ЗАДАНИЕ: Пожалуйста, замените «keyword» на «term» во всех строках от самого начала до строки с «text-run: ②中纬度地区：在一定范围内: [72, 509, 232, 524]» включительно и приведите эти строки заново, больше ничего в них не меняя.

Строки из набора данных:
------------------------------
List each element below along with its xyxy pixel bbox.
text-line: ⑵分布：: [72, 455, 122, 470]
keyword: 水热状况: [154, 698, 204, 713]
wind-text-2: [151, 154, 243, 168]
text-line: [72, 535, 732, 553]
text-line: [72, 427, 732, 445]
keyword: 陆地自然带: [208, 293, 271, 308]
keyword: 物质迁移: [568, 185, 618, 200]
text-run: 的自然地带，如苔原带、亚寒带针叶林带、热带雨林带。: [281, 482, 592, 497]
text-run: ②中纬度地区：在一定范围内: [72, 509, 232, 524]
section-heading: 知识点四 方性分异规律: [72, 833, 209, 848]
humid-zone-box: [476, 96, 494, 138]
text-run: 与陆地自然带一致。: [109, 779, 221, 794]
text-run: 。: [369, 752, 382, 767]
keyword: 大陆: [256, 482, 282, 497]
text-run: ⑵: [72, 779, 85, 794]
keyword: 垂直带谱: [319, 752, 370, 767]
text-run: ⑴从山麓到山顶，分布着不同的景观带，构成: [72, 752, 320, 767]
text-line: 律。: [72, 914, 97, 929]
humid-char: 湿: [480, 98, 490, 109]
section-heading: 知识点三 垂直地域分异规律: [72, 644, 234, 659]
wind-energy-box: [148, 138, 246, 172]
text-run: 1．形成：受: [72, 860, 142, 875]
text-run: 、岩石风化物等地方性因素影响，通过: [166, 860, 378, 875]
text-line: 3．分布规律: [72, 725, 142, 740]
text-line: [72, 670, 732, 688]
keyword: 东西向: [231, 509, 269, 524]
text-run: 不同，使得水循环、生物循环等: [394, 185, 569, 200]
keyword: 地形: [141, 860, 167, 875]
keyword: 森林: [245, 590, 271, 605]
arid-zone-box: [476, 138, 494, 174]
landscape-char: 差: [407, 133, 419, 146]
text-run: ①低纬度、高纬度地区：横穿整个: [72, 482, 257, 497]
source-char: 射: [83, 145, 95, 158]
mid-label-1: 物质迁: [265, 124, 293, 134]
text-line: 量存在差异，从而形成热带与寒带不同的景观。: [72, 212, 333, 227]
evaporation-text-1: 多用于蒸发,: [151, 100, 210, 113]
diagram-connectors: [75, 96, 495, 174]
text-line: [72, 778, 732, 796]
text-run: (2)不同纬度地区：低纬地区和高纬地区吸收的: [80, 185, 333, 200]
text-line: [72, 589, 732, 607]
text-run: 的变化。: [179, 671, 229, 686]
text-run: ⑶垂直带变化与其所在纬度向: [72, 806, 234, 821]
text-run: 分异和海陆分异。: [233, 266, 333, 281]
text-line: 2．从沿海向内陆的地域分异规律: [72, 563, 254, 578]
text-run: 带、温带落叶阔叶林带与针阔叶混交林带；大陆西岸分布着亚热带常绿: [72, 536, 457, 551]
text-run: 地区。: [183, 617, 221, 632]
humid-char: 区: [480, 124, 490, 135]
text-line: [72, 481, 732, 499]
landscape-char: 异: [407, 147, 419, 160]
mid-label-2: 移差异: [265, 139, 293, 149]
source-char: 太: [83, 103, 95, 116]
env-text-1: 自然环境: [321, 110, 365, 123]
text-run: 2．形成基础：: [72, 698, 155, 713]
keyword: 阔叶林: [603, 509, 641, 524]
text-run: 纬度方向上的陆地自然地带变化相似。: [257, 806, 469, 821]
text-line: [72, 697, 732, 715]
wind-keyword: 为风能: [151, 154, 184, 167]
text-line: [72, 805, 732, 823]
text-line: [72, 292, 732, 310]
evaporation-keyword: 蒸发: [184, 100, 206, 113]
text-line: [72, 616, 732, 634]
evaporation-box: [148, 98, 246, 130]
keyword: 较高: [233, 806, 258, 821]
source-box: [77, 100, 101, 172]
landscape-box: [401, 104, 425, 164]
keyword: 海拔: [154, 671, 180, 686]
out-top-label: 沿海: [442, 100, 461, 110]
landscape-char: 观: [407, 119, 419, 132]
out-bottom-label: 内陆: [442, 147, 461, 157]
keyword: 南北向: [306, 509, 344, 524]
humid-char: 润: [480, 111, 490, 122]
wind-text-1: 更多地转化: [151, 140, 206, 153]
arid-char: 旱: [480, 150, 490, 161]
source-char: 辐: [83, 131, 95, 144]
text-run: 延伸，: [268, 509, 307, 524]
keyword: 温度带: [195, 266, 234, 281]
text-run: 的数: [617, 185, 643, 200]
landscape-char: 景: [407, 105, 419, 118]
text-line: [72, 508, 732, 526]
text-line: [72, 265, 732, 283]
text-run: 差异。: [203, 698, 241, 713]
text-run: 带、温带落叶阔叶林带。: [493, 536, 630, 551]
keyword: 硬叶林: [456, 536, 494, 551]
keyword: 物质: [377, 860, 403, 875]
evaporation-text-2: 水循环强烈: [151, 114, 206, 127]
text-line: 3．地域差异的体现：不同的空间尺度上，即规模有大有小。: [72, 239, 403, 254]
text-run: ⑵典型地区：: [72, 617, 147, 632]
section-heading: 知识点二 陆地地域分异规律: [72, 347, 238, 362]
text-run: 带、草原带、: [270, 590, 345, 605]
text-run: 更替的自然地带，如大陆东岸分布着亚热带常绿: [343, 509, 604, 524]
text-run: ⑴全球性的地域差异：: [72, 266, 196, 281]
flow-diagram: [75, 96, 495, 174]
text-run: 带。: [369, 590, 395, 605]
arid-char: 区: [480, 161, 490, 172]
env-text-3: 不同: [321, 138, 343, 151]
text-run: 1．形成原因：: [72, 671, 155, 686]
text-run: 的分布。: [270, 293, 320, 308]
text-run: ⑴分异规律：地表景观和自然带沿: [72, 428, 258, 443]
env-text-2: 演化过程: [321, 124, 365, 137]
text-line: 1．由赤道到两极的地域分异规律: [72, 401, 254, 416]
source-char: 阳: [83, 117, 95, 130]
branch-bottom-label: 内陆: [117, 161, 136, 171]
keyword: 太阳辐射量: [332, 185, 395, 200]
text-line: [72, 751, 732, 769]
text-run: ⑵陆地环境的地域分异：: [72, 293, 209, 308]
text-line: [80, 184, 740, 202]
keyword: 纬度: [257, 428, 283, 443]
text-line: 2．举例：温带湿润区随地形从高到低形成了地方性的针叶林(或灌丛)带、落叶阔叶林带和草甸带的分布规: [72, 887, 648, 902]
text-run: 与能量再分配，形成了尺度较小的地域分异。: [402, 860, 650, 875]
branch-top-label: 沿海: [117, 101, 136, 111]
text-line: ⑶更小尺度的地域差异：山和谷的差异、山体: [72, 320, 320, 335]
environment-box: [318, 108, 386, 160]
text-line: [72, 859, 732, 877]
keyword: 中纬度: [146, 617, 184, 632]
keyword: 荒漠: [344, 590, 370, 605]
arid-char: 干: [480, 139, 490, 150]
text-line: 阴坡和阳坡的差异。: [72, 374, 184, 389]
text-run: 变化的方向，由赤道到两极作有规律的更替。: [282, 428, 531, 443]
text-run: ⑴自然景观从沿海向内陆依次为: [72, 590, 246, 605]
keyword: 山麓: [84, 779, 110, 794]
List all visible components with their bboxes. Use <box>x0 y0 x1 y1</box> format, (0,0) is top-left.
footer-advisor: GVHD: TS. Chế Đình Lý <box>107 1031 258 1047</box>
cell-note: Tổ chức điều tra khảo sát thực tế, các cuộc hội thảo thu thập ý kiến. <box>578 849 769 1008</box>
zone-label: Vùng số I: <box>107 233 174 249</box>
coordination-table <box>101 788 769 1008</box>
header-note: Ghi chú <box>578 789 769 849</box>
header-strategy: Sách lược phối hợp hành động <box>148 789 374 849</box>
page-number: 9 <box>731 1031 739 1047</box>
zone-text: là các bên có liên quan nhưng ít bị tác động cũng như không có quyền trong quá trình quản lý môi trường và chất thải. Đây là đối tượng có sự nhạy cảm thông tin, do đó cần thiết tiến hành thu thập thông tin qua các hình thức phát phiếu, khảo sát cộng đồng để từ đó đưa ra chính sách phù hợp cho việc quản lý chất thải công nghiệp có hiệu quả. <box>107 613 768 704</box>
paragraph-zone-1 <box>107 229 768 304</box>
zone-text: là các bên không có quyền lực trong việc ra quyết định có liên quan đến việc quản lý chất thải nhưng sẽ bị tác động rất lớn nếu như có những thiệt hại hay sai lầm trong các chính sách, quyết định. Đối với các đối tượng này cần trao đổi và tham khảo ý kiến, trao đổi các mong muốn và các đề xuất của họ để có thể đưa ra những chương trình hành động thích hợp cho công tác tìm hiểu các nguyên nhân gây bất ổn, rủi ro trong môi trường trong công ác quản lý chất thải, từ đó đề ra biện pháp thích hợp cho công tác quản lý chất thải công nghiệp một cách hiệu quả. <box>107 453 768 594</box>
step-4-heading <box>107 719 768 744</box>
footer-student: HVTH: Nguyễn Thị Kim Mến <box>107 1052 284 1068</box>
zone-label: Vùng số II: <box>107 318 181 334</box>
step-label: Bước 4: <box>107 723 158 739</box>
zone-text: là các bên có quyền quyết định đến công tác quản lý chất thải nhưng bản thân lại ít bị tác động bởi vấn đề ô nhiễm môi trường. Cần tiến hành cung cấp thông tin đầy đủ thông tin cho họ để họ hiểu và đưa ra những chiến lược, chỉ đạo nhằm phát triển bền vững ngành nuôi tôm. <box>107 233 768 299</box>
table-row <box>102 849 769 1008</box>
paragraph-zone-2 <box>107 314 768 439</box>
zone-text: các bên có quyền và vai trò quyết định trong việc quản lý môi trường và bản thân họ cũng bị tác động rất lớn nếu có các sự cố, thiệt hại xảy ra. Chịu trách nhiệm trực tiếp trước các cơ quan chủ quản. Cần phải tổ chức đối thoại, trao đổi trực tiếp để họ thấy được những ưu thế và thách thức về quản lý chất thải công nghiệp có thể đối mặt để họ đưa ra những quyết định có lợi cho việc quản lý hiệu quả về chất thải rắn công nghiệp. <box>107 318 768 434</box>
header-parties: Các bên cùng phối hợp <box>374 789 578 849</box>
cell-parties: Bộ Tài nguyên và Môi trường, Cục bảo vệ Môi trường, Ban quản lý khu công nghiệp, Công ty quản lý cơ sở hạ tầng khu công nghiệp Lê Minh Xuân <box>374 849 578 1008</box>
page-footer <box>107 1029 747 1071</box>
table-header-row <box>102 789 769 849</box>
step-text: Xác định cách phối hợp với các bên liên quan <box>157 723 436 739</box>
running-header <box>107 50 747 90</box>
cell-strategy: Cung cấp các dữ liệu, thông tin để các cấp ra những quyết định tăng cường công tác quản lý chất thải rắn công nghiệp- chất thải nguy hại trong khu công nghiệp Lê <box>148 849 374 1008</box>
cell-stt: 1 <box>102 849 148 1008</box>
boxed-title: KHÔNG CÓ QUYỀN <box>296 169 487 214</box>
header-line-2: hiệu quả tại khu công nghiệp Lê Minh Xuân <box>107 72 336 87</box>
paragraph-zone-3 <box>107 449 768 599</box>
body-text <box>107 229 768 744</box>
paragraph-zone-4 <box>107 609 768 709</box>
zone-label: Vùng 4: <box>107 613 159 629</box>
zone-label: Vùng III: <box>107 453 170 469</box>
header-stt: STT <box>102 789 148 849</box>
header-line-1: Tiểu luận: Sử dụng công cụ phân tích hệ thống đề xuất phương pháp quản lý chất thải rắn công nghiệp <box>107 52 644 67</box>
------------------------------
РЕЗУЛЬТАТ:
List each element below along with its xyxy pixel bbox.
text-line: ⑵分布：: [72, 455, 122, 470]
term: 水热状况: [154, 698, 204, 713]
wind-text-2: [151, 154, 243, 168]
text-line: [72, 535, 732, 553]
text-line: [72, 427, 732, 445]
term: 陆地自然带: [208, 293, 271, 308]
term: 物质迁移: [568, 185, 618, 200]
text-run: 的自然地带，如苔原带、亚寒带针叶林带、热带雨林带。: [281, 482, 592, 497]
text-run: ②中纬度地区：在一定范围内: [72, 509, 232, 524]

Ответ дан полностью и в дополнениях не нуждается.